>> Begin

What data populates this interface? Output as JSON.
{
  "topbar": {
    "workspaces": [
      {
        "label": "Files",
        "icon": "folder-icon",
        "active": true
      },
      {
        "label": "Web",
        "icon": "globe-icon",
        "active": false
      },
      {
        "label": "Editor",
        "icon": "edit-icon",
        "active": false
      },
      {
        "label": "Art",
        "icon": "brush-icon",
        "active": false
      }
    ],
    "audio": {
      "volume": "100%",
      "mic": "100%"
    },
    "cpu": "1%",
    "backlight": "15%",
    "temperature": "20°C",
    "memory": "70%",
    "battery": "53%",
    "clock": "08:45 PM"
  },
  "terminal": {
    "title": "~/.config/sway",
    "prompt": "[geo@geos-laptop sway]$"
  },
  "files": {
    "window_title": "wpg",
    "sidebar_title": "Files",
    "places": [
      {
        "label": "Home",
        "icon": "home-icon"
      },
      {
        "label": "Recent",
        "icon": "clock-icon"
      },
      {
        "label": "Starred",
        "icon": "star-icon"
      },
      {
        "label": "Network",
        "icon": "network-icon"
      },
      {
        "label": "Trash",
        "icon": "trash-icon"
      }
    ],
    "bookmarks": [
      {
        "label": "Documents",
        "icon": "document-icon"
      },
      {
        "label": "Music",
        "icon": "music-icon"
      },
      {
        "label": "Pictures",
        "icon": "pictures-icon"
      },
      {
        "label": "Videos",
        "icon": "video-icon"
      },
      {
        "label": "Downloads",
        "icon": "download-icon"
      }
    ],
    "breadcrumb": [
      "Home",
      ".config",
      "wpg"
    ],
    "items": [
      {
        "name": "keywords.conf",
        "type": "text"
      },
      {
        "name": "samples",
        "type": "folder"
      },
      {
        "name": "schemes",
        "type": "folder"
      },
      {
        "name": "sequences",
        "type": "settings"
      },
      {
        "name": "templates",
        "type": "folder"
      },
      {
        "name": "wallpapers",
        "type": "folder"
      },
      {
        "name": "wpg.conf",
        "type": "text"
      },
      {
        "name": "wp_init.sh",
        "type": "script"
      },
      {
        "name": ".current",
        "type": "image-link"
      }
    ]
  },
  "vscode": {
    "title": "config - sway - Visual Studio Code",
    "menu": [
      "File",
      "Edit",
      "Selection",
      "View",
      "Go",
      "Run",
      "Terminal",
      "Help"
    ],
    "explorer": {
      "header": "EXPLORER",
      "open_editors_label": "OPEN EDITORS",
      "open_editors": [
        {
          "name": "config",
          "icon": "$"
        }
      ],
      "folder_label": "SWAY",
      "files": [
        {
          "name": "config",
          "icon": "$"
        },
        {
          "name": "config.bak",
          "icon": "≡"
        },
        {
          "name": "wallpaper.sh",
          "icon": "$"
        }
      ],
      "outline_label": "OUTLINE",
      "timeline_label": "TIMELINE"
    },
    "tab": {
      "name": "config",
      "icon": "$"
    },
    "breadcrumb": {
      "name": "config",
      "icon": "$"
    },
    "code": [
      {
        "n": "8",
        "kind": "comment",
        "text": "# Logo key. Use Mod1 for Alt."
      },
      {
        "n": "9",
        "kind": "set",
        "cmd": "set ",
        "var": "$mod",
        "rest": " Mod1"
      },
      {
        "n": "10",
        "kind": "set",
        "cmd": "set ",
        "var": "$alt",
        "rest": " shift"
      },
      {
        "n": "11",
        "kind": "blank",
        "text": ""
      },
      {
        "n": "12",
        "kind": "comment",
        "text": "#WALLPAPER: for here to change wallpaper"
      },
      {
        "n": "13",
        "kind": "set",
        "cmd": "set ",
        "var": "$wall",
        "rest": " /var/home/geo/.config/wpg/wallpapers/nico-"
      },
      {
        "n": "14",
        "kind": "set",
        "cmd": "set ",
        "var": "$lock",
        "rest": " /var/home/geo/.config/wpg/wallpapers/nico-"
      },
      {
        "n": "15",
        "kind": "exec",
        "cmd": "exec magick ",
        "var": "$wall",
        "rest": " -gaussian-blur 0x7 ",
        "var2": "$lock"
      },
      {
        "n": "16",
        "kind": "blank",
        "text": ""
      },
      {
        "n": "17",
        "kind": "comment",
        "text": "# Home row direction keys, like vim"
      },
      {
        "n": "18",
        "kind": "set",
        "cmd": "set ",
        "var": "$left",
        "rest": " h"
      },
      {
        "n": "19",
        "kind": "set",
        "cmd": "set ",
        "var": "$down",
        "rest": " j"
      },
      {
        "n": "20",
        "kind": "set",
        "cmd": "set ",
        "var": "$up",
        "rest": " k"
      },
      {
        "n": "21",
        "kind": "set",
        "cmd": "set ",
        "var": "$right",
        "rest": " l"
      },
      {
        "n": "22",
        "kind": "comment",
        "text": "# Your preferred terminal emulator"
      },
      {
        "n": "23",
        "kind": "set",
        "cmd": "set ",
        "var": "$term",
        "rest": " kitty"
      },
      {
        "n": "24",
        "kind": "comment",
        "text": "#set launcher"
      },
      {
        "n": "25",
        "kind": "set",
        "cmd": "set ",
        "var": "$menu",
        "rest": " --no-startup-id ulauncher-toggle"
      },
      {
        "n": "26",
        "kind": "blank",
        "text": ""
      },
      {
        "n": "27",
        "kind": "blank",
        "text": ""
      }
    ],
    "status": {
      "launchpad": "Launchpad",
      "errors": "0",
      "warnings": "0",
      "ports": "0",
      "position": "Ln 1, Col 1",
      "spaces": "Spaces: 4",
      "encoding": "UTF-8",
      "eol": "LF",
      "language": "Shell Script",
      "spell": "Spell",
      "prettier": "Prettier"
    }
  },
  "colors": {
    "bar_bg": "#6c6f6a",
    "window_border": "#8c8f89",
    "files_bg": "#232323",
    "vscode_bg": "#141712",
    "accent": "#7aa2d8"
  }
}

>> End

> [EXERCISE PROMPT]: Write down all the entries again without a single difference.

> [PROBLEM SOLUTION]:
What data populates this interface? Output as JSON.
{
  "topbar": {
    "workspaces": [
      {
        "label": "Files",
        "icon": "folder-icon",
        "active": true
      },
      {
        "label": "Web",
        "icon": "globe-icon",
        "active": false
      },
      {
        "label": "Editor",
        "icon": "edit-icon",
        "active": false
      },
      {
        "label": "Art",
        "icon": "brush-icon",
        "active": false
      }
    ],
    "audio": {
      "volume": "100%",
      "mic": "100%"
    },
    "cpu": "1%",
    "backlight": "15%",
    "temperature": "20°C",
    "memory": "70%",
    "battery": "53%",
    "clock": "08:45 PM"
  },
  "terminal": {
    "title": "~/.config/sway",
    "prompt": "[geo@geos-laptop sway]$"
  },
  "files": {
    "window_title": "wpg",
    "sidebar_title": "Files",
    "places": [
      {
        "label": "Home",
        "icon": "home-icon"
      },
      {
        "label": "Recent",
        "icon": "clock-icon"
      },
      {
        "label": "Starred",
        "icon": "star-icon"
      },
      {
        "label": "Network",
        "icon": "network-icon"
      },
      {
        "label": "Trash",
        "icon": "trash-icon"
      }
    ],
    "bookmarks": [
      {
        "label": "Documents",
        "icon": "document-icon"
      },
      {
        "label": "Music",
        "icon": "music-icon"
      },
      {
        "label": "Pictures",
        "icon": "pictures-icon"
      },
      {
        "label": "Videos",
        "icon": "video-icon"
      },
      {
        "label": "Downloads",
        "icon": "download-icon"
      }
    ],
    "breadcrumb": [
      "Home",
      ".config",
      "wpg"
    ],
    "items": [
      {
        "name": "keywords.conf",
        "type": "text"
      },
      {
        "name": "samples",
        "type": "folder"
      },
      {
        "name": "schemes",
        "type": "folder"
      },
      {
        "name": "sequences",
        "type": "settings"
      },
      {
        "name": "templates",
        "type": "folder"
      },
      {
        "name": "wallpapers",
        "type": "folder"
      },
      {
        "name": "wpg.conf",
        "type": "text"
      },
      {
        "name": "wp_init.sh",
        "type": "script"
      },
      {
        "name": ".current",
        "type": "image-link"
      }
    ]
  },
  "vscode": {
    "title": "config - sway - Visual Studio Code",
    "menu": [
      "File",
      "Edit",
      "Selection",
      "View",
      "Go",
      "Run",
      "Terminal",
      "Help"
    ],
    "explorer": {
      "header": "EXPLORER",
      "open_editors_label": "OPEN EDITORS",
      "open_editors": [
        {
          "name": "config",
          "icon": "$"
        }
      ],
      "folder_label": "SWAY",
      "files": [
        {
          "name": "config",
          "icon": "$"
        },
        {
          "name": "config.bak",
          "icon": "≡"
        },
        {
          "name": "wallpaper.sh",
          "icon": "$"
        }
      ],
      "outline_label": "OUTLINE",
      "timeline_label": "TIMELINE"
    },
    "tab": {
      "name": "config",
      "icon": "$"
    },
    "breadcrumb": {
      "name": "config",
      "icon": "$"
    },
    "code": [
      {
        "n": "8",
        "kind": "comment",
        "text": "# Logo key. Use Mod1 for Alt."
      },
      {
        "n": "9",
        "kind": "set",
        "cmd": "set ",
        "var": "$mod",
        "rest": " Mod1"
      },
      {
        "n": "10",
        "kind": "set",
        "cmd": "set ",
        "var": "$alt",
        "rest": " shift"
      },
      {
        "n": "11",
        "kind": "blank",
        "text": ""
      },
      {
        "n": "12",
        "kind": "comment",
        "text": "#WALLPAPER: for here to change wallpaper"
      },
      {
        "n": "13",
        "kind": "set",
        "cmd": "set ",
        "var": "$wall",
        "rest": " /var/home/geo/.config/wpg/wallpapers/nico-"
      },
      {
        "n": "14",
        "kind": "set",
        "cmd": "set ",
        "var": "$lock",
        "rest": " /var/home/geo/.config/wpg/wallpapers/nico-"
      },
      {
        "n": "15",
        "kind": "exec",
        "cmd": "exec magick ",
        "var": "$wall",
        "rest": " -gaussian-blur 0x7 ",
        "var2": "$lock"
      },
      {
        "n": "16",
        "kind": "blank",
        "text": ""
      },
      {
        "n": "17",
        "kind": "comment",
        "text": "# Home row direction keys, like vim"
      },
      {
        "n": "18",
        "kind": "set",
        "cmd": "set ",
        "var": "$left",
        "rest": " h"
      },
      {
        "n": "19",
        "kind": "set",
        "cmd": "set ",
        "var": "$down",
        "rest": " j"
      },
      {
        "n": "20",
        "kind": "set",
        "cmd": "set ",
        "var": "$up",
        "rest": " k"
      },
      {
        "n": "21",
        "kind": "set",
        "cmd": "set ",
        "var": "$right",
        "rest": " l"
      },
      {
        "n": "22",
        "kind": "comment",
        "text": "# Your preferred terminal emulator"
      },
      {
        "n": "23",
        "kind": "set",
        "cmd": "set ",
        "var": "$term",
        "rest": " kitty"
      },
      {
        "n": "24",
        "kind": "comment",
        "text": "#set launcher"
      },
      {
        "n": "25",
        "kind": "set",
        "cmd": "set ",
        "var": "$menu",
        "rest": " --no-startup-id ulauncher-toggle"
      },
      {
        "n": "26",
        "kind": "blank",
        "text": ""
      },
      {
        "n": "27",
        "kind": "blank",
        "text": ""
      }
    ],
    "status": {
      "launchpad": "Launchpad",
      "errors": "0",
      "warnings": "0",
      "ports": "0",
      "position": "Ln 1, Col 1",
      "spaces": "Spaces: 4",
      "encoding": "UTF-8",
      "eol": "LF",
      "language": "Shell Script",
      "spell": "Spell",
      "prettier": "Prettier"
    }
  },
  "colors": {
    "bar_bg": "#6c6f6a",
    "window_border": "#8c8f89",
    "files_bg": "#232323",
    "vscode_bg": "#141712",
    "accent": "#7aa2d8"
  }
}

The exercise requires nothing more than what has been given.